A lo largo de los meses de pandemia hemos aprendido muchas cosas. A menudo, por el camino largo y difícil. Hemos entendido el papel de las mascarillas, de la distancia social e, incluso, de la ventilación y los aires acondicionados. Sin embargo, en las semanas, a medida que se acumulan estudios e investigaciones, aparecen nuevas estrategias que podrían tener un papel importante en la modulación de la pandemia.
La última es el silencio. “La verdad es que si todo el mundo dejara de hablar durante un mes o dos, la pandemia probablemente desaparecería”, ha llegado a decir José L. Jiménez, profesor de la Universidad de Colorado en Boulder.
"Dejara de hablar" o, en el peor de los casos, hablara más bajo. Conforme vamos entendiendo mejor las dinámicas de dispersión del virus a través del aire y la famosa "distancia de seguridad" va convirtiéndose progresivamente en algo mucho más complejo de lo que parecía, los investigadores empiezan a darse cuenta de que cuando hablamos de 'conductas de riesgo' estamos hablando de cosas como gritar más de la cuenta.
Una pandemia a voces
En realidad, la idea de que la velocidad y la fuerza con la que expulsamos aire está relacionada con una mayor expansión del virus es una consecuencia lógica de lo que sabemos desde el principio: que el virus se transmite especialmente a través de pequeñas gotas de flujo (o en aerosoles) que salen de nuestra boca cuando estornudamos, tosemos, hablamos o gritamos.

::::::

Cómo hacerlo:
Vuelve a escribir sin cambios el trozo del texto sobre la pandemia que empieza con "A lo largo de" y sigue hasta "Colorado en Boulder.".

::::::

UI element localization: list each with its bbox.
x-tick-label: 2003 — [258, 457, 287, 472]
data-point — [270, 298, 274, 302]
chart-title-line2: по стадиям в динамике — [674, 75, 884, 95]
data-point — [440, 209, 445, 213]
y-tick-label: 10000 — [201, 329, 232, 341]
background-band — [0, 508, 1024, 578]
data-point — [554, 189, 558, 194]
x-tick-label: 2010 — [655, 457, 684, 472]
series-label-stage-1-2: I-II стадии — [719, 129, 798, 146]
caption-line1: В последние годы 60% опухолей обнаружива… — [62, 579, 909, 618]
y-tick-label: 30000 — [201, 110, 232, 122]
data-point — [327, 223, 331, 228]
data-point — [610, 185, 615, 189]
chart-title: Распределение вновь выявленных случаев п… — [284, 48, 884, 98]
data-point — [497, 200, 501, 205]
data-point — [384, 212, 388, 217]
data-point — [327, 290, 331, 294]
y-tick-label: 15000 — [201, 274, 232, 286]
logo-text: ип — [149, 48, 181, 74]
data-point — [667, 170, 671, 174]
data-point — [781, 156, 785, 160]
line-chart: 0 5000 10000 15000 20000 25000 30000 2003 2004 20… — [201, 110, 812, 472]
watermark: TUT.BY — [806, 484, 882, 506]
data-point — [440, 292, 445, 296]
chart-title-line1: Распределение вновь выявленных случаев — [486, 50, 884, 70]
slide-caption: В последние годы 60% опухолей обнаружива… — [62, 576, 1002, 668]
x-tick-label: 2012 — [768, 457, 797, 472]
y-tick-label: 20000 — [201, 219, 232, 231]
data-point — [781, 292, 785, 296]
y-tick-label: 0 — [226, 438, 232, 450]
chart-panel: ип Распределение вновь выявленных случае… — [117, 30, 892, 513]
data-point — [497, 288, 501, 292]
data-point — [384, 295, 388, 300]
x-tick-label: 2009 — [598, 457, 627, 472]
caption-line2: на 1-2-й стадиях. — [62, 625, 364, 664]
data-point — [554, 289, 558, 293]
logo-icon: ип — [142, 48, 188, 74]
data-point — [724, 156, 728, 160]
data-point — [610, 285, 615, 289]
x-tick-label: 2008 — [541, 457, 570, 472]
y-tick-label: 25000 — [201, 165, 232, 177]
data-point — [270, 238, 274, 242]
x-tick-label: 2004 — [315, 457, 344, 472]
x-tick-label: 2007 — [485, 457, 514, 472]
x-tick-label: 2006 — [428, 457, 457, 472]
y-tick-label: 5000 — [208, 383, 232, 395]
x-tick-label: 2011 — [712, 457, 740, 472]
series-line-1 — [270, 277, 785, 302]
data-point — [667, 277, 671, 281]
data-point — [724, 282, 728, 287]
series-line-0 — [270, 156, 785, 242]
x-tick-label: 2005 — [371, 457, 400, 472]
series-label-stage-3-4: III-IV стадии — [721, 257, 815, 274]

::::::

Tarea hecha:
A lo largo de los meses de pandemia hemos aprendido muchas cosas. A menudo, por el camino largo y difícil. Hemos entendido el papel de las mascarillas, de la distancia social e, incluso, de la ventilación y los aires acondicionados. Sin embargo, en las semanas, a medida que se acumulan estudios e investigaciones, aparecen nuevas estrategias que podrían tener un papel importante en la modulación de la pandemia.
La última es el silencio. “La verdad es que si todo el mundo dejara de hablar durante un mes o dos, la pandemia probablemente desaparecería”, ha llegado a decir José L. Jiménez, profesor de la Universidad de Colorado en Boulder.